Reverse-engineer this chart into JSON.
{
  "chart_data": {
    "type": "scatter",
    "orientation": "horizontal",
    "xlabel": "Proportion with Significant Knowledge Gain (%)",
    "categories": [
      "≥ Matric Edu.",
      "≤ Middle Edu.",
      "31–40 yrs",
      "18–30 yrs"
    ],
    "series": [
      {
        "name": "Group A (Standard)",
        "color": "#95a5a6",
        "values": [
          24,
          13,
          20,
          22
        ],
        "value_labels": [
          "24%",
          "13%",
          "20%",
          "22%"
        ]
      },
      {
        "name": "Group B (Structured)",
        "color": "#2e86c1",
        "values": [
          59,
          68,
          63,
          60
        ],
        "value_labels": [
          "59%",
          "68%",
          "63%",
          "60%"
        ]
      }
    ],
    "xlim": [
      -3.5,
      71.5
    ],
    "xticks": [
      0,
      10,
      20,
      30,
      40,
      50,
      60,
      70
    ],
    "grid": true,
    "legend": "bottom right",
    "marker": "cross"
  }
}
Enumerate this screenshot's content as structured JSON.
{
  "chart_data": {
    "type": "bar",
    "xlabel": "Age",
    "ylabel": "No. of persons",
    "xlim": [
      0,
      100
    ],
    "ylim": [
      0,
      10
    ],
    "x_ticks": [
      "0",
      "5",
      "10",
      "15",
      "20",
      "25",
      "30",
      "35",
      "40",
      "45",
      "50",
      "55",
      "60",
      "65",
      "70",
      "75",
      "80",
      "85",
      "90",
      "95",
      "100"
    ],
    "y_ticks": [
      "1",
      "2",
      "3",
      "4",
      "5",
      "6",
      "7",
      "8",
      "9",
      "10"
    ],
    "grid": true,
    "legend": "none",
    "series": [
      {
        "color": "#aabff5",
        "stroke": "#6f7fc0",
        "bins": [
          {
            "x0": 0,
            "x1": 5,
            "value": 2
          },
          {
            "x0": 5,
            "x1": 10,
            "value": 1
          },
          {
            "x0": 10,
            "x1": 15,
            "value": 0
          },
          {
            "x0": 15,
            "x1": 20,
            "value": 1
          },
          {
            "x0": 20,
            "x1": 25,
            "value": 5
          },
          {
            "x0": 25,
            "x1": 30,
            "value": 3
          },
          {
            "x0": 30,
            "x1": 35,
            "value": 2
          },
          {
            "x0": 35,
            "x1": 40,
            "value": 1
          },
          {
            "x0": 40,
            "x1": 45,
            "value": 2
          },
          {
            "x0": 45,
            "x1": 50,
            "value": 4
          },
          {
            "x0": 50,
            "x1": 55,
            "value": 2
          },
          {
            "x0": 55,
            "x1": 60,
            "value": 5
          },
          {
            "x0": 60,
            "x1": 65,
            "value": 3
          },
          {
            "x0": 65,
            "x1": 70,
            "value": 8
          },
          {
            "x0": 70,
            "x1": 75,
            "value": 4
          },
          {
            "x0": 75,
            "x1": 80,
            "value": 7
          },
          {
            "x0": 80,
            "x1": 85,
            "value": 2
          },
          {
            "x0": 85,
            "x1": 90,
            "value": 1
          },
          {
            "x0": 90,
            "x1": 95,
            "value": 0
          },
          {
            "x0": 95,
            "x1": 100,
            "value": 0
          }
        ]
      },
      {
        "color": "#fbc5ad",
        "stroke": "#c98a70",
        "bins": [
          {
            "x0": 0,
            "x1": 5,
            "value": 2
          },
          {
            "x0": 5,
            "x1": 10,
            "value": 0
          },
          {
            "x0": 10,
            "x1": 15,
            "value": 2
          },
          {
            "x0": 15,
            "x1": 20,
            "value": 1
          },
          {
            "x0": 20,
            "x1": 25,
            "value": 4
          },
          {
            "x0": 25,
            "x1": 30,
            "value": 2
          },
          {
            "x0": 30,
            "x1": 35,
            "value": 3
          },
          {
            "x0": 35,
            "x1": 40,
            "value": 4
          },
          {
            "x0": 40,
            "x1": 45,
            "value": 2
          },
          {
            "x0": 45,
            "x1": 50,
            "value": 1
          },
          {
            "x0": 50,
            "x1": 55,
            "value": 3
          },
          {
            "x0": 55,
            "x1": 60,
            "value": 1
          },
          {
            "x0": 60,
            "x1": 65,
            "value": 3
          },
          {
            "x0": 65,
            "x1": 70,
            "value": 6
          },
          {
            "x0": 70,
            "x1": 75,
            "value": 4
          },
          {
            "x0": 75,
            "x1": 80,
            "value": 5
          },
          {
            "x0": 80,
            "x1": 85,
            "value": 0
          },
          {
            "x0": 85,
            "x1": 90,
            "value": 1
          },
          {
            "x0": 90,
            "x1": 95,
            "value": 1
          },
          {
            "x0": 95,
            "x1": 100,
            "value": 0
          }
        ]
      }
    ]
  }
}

(AIM OF THE TASK)
All lines that include "this" are to be gathered and copied.

(RESPONSE TO THE TASK)
Reverse-engineer this chart into JSON.
Enumerate this screenshot's content as structured JSON.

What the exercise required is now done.